Data entries:

+--

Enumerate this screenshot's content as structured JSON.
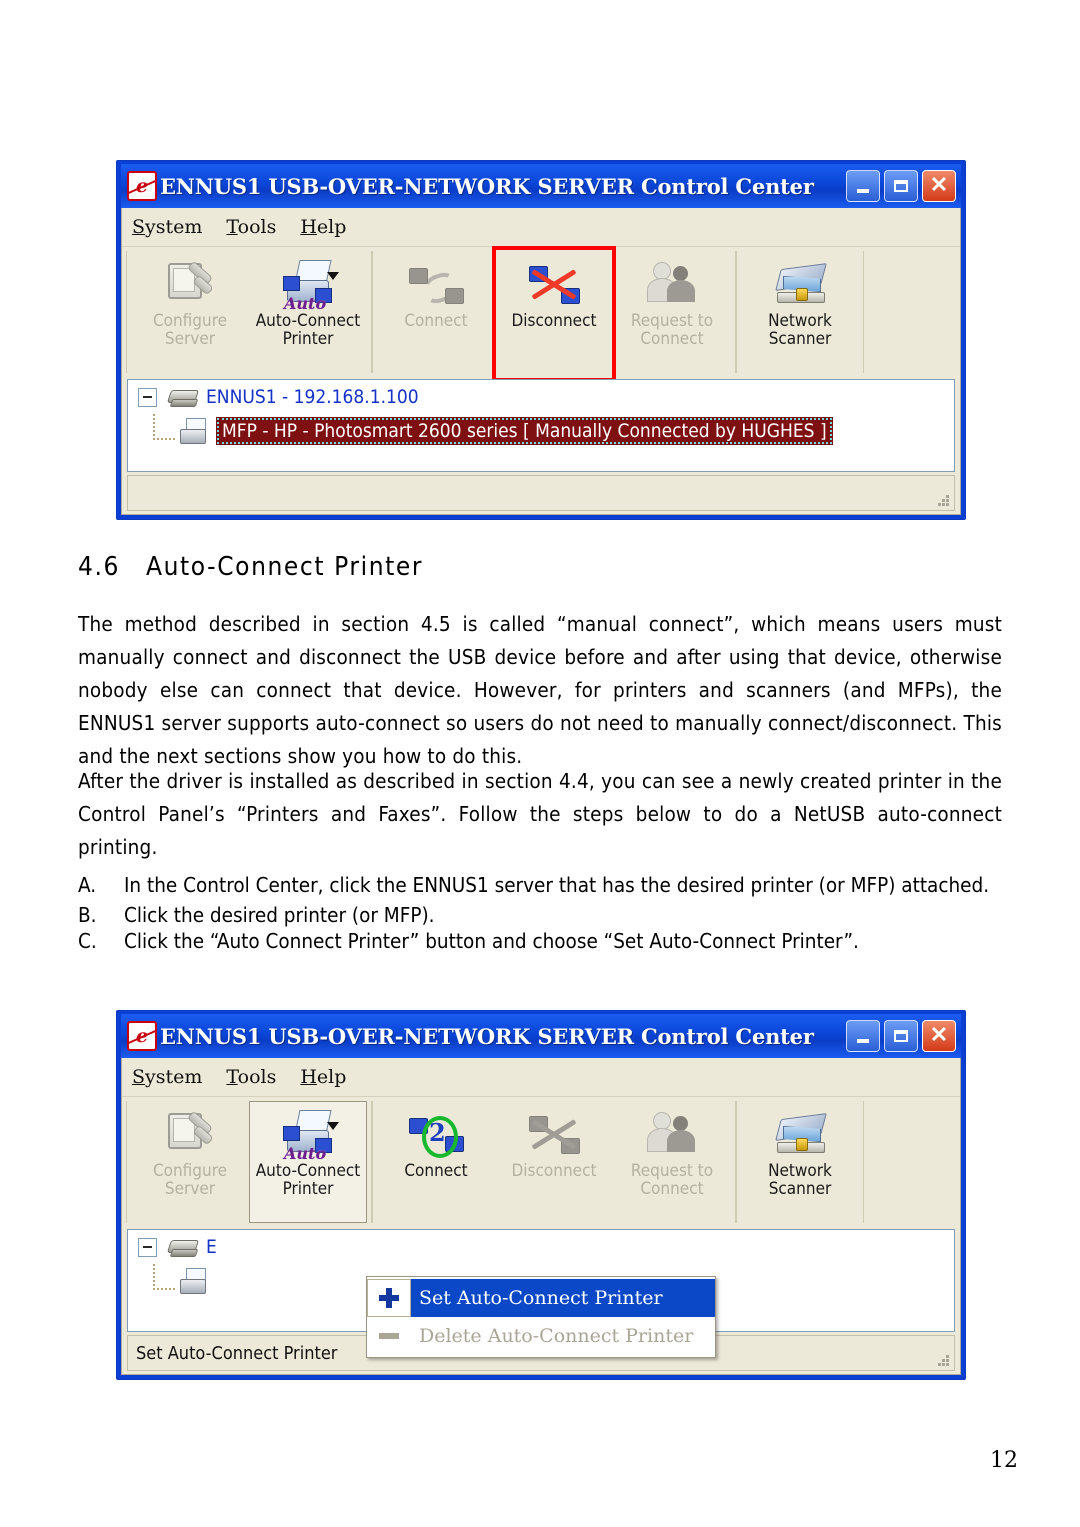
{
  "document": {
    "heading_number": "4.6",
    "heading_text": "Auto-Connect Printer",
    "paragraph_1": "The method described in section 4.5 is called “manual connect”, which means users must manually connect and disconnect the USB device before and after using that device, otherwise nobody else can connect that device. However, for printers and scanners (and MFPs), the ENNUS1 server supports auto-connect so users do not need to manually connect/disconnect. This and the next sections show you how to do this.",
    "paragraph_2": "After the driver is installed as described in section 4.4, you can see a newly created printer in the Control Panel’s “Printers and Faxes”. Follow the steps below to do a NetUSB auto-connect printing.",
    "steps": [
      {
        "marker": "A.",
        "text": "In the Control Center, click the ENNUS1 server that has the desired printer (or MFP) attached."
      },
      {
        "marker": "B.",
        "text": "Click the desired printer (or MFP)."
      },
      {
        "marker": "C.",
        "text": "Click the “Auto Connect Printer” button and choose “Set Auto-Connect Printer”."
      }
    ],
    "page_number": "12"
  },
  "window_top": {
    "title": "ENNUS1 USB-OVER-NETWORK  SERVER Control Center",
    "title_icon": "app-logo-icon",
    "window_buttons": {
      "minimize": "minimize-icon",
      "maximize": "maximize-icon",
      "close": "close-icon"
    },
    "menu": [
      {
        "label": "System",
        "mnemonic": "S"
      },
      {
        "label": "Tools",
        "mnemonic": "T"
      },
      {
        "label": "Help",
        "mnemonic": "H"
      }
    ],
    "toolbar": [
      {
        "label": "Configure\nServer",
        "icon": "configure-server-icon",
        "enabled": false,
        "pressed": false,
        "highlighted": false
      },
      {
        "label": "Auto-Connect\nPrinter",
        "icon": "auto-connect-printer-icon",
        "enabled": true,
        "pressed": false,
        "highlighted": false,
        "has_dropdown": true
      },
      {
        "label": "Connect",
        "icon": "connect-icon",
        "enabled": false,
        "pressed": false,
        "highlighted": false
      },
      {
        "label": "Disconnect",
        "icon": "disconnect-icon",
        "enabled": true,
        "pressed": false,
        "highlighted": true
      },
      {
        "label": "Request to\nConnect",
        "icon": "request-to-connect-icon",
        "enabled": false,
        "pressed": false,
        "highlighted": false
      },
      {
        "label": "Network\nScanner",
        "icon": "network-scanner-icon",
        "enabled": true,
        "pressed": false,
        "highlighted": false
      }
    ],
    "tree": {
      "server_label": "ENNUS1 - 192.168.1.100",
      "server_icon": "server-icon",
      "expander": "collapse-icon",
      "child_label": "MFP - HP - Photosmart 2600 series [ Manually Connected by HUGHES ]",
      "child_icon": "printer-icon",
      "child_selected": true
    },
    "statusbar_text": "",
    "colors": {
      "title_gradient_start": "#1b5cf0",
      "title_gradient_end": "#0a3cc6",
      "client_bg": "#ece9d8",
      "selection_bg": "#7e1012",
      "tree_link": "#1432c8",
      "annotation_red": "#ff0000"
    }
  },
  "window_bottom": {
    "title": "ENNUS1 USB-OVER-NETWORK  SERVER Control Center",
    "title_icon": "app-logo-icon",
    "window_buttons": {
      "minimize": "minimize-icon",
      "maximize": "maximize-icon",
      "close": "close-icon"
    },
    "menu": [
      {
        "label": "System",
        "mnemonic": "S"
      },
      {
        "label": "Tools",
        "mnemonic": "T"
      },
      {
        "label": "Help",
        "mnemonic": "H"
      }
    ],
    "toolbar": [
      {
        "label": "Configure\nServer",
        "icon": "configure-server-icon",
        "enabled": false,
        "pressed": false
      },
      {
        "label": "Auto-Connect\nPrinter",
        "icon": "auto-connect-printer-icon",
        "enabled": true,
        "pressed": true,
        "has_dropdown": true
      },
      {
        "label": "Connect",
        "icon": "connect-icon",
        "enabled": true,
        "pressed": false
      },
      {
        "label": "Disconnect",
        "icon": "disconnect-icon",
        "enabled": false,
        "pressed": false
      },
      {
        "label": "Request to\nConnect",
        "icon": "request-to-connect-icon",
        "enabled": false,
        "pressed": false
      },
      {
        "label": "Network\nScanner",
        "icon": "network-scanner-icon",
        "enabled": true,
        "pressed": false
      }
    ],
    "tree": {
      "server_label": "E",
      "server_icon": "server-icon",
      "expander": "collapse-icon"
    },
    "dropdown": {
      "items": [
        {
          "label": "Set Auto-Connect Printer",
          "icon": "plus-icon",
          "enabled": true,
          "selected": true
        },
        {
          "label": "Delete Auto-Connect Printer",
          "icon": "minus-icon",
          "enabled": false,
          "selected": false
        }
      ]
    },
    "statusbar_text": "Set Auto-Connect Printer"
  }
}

+--

Given task:
Return the number of lines that include the word "expander", and nothing else.

Task answer:
2